- [Listed entries]

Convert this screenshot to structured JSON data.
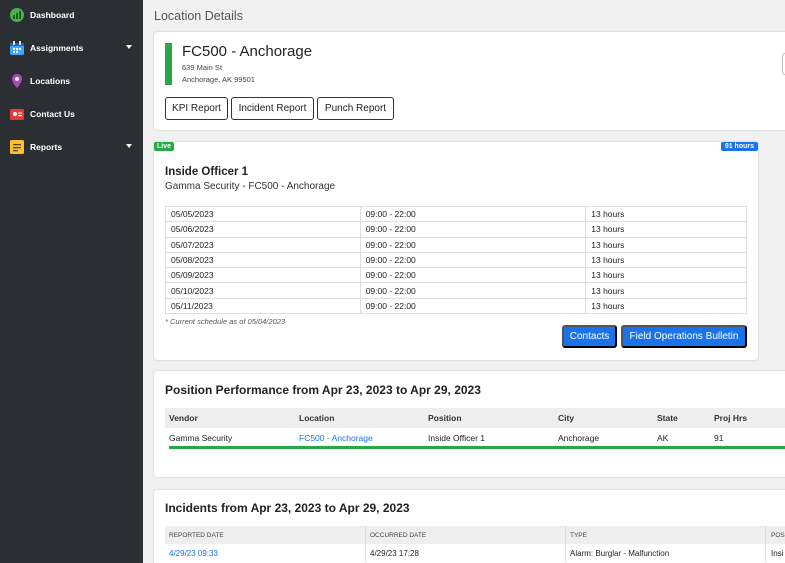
{
  "sidebar": {
    "items": [
      {
        "label": "Dashboard",
        "icon": "dashboard-icon",
        "color": "#4caf50"
      },
      {
        "label": "Assignments",
        "icon": "calendar-icon",
        "color": "#42a5f5"
      },
      {
        "label": "Locations",
        "icon": "location-pin-icon",
        "color": "#ab47bc"
      },
      {
        "label": "Contact Us",
        "icon": "contact-icon",
        "color": "#e53935"
      },
      {
        "label": "Reports",
        "icon": "reports-icon",
        "color": "#fbc02d"
      }
    ]
  },
  "page": {
    "title": "Location Details"
  },
  "location": {
    "title": "FC500 - Anchorage",
    "address1": "639 Main St",
    "address2": "Anchorage, AK 99501",
    "buttons": {
      "kpi": "KPI Report",
      "incident": "Incident Report",
      "punch": "Punch Report"
    }
  },
  "position": {
    "live_badge": "Live",
    "hours_badge": "91 hours",
    "officer": "Inside Officer 1",
    "vendor_line": "Gamma Security - FC500 - Anchorage",
    "schedule": [
      {
        "date": "05/05/2023",
        "time": "09:00 - 22:00",
        "hours": "13 hours"
      },
      {
        "date": "05/06/2023",
        "time": "09:00 - 22:00",
        "hours": "13 hours"
      },
      {
        "date": "05/07/2023",
        "time": "09:00 - 22:00",
        "hours": "13 hours"
      },
      {
        "date": "05/08/2023",
        "time": "09:00 - 22:00",
        "hours": "13 hours"
      },
      {
        "date": "05/09/2023",
        "time": "09:00 - 22:00",
        "hours": "13 hours"
      },
      {
        "date": "05/10/2023",
        "time": "09:00 - 22:00",
        "hours": "13 hours"
      },
      {
        "date": "05/11/2023",
        "time": "09:00 - 22:00",
        "hours": "13 hours"
      }
    ],
    "note": "* Current schedule as of 05/04/2023",
    "contacts_label": "Contacts",
    "bulletin_label": "Field Operations Bulletin"
  },
  "performance": {
    "title": "Position Performance from Apr 23, 2023 to Apr 29, 2023",
    "headers": [
      "Vendor",
      "Location",
      "Position",
      "City",
      "State",
      "Proj Hrs"
    ],
    "row": {
      "vendor": "Gamma Security",
      "location": "FC500 - Anchorage",
      "position": "Inside Officer 1",
      "city": "Anchorage",
      "state": "AK",
      "proj_hrs": "91"
    }
  },
  "incidents": {
    "title": "Incidents from Apr 23, 2023 to Apr 29, 2023",
    "headers": [
      "REPORTED DATE",
      "OCCURRED DATE",
      "TYPE",
      "POS"
    ],
    "row": {
      "reported": "4/29/23 09:33",
      "occurred": "4/29/23 17:28",
      "type": "Alarm: Burglar - Malfunction",
      "pos": "Insi"
    }
  },
  "colors": {
    "sidebar": "#2b2f33",
    "accent": "#1a73e8",
    "success": "#28a745"
  }
}
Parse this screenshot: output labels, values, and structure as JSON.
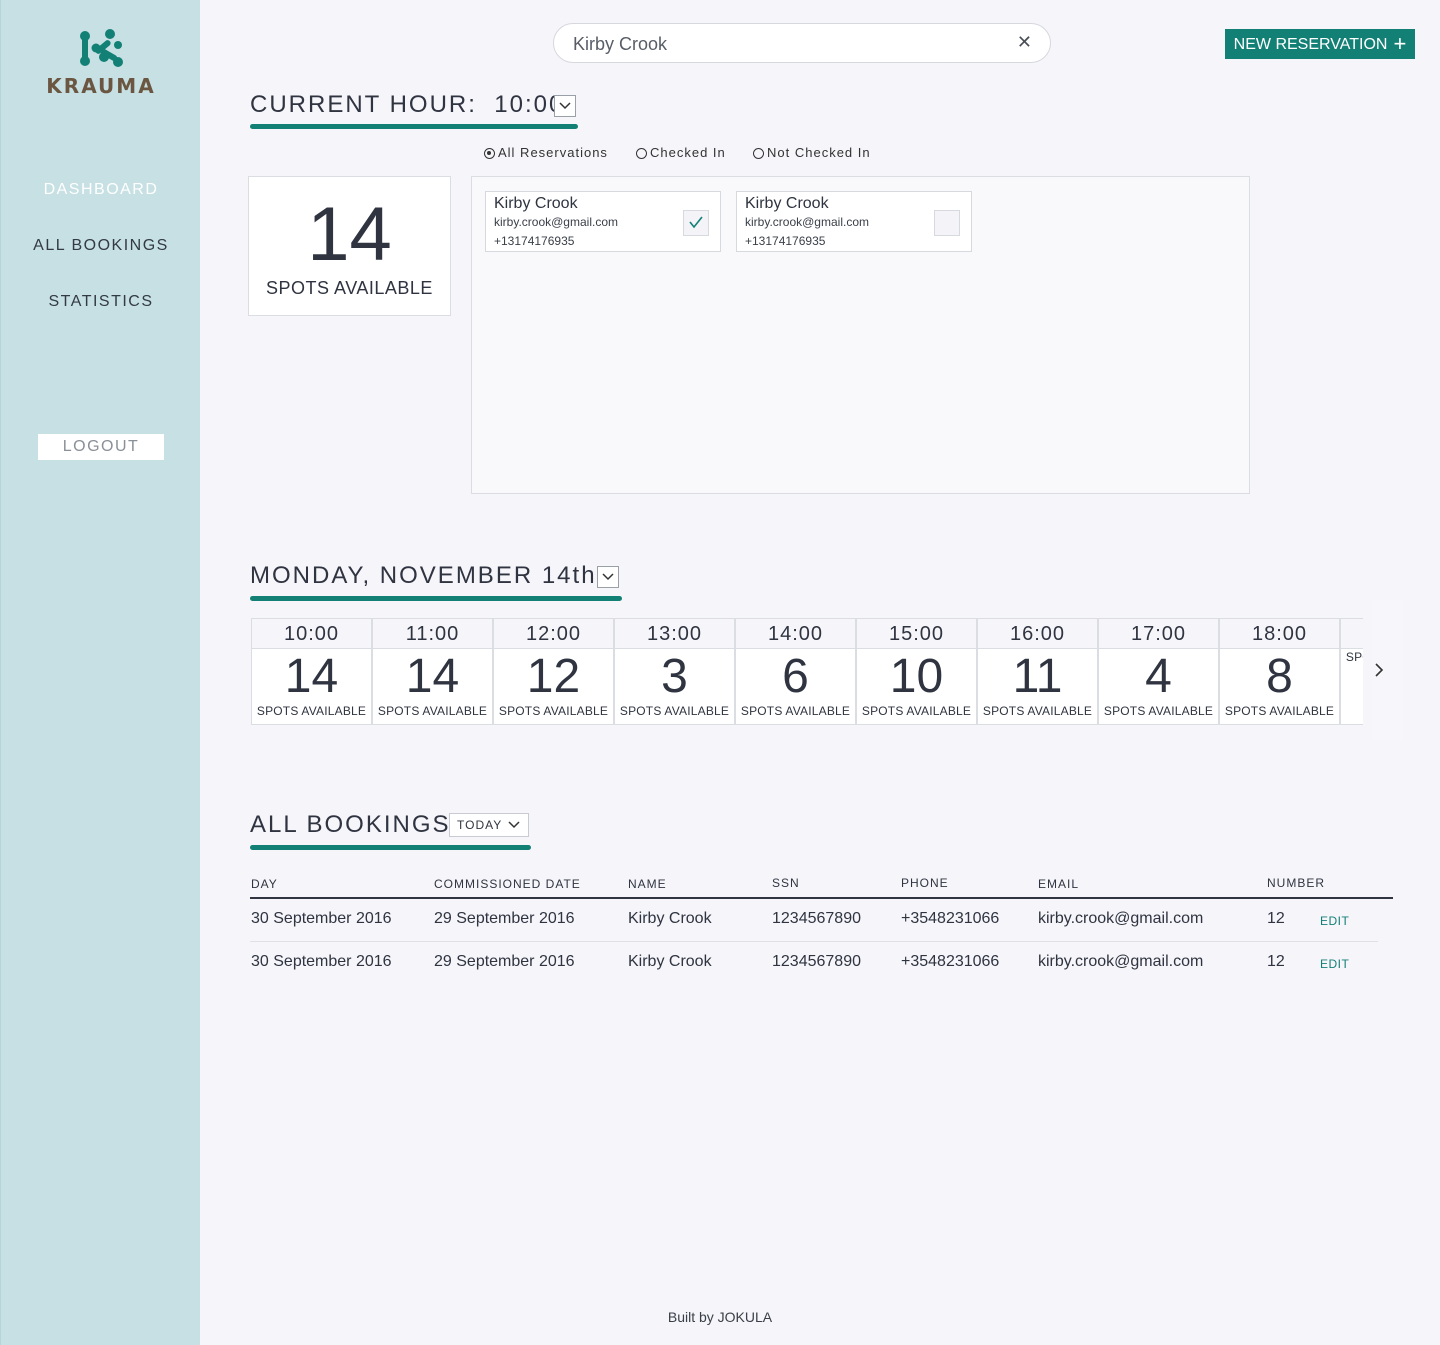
{
  "app": {
    "brand": "KRAUMA",
    "accent_color": "#138076",
    "sidebar_color": "#c6e0e3",
    "logo_color": "#138076",
    "brand_color": "#6b5642"
  },
  "sidebar": {
    "items": [
      {
        "label": "DASHBOARD",
        "active": true
      },
      {
        "label": "ALL BOOKINGS",
        "active": false
      },
      {
        "label": "STATISTICS",
        "active": false
      }
    ],
    "logout_label": "LOGOUT"
  },
  "search": {
    "value": "Kirby Crook",
    "clear_icon": "close-icon"
  },
  "new_reservation": {
    "label": "NEW RESERVATION",
    "icon": "+"
  },
  "current_hour": {
    "label": "CURRENT HOUR:",
    "time": "10:00",
    "spots": "14",
    "spots_label": "SPOTS AVAILABLE"
  },
  "filters": [
    {
      "label": "All Reservations",
      "selected": true
    },
    {
      "label": "Checked In",
      "selected": false
    },
    {
      "label": "Not Checked In",
      "selected": false
    }
  ],
  "reservations": [
    {
      "name": "Kirby Crook",
      "email": "kirby.crook@gmail.com",
      "phone": "+13174176935",
      "checked_in": true
    },
    {
      "name": "Kirby Crook",
      "email": "kirby.crook@gmail.com",
      "phone": "+13174176935",
      "checked_in": false
    }
  ],
  "day": {
    "title": "MONDAY, NOVEMBER 14th",
    "hours": [
      {
        "time": "10:00",
        "spots": "14",
        "label": "SPOTS AVAILABLE"
      },
      {
        "time": "11:00",
        "spots": "14",
        "label": "SPOTS AVAILABLE"
      },
      {
        "time": "12:00",
        "spots": "12",
        "label": "SPOTS AVAILABLE"
      },
      {
        "time": "13:00",
        "spots": "3",
        "label": "SPOTS AVAILABLE"
      },
      {
        "time": "14:00",
        "spots": "6",
        "label": "SPOTS AVAILABLE"
      },
      {
        "time": "15:00",
        "spots": "10",
        "label": "SPOTS AVAILABLE"
      },
      {
        "time": "16:00",
        "spots": "11",
        "label": "SPOTS AVAILABLE"
      },
      {
        "time": "17:00",
        "spots": "4",
        "label": "SPOTS AVAILABLE"
      },
      {
        "time": "18:00",
        "spots": "8",
        "label": "SPOTS AVAILABLE"
      },
      {
        "time": "",
        "spots": "",
        "label": "SPOTS AVAILABLE"
      }
    ]
  },
  "bookings": {
    "title": "ALL BOOKINGS",
    "filter_label": "TODAY",
    "columns": [
      "DAY",
      "COMMISSIONED DATE",
      "NAME",
      "SSN",
      "PHONE",
      "EMAIL",
      "NUMBER"
    ],
    "rows": [
      {
        "day": "30 September 2016",
        "commissioned": "29 September 2016",
        "name": "Kirby Crook",
        "ssn": "1234567890",
        "phone": "+3548231066",
        "email": "kirby.crook@gmail.com",
        "number": "12",
        "action": "EDIT"
      },
      {
        "day": "30 September 2016",
        "commissioned": "29 September 2016",
        "name": "Kirby Crook",
        "ssn": "1234567890",
        "phone": "+3548231066",
        "email": "kirby.crook@gmail.com",
        "number": "12",
        "action": "EDIT"
      }
    ]
  },
  "footer": {
    "text": "Built by JOKULA"
  }
}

- [Problem statement] Search the listing above for the string "Security". Copy every line that contains it.

- [Full output]
    "vendor_line": "Gamma Security - FC500 - Anchorage",
      "vendor": "Gamma Security",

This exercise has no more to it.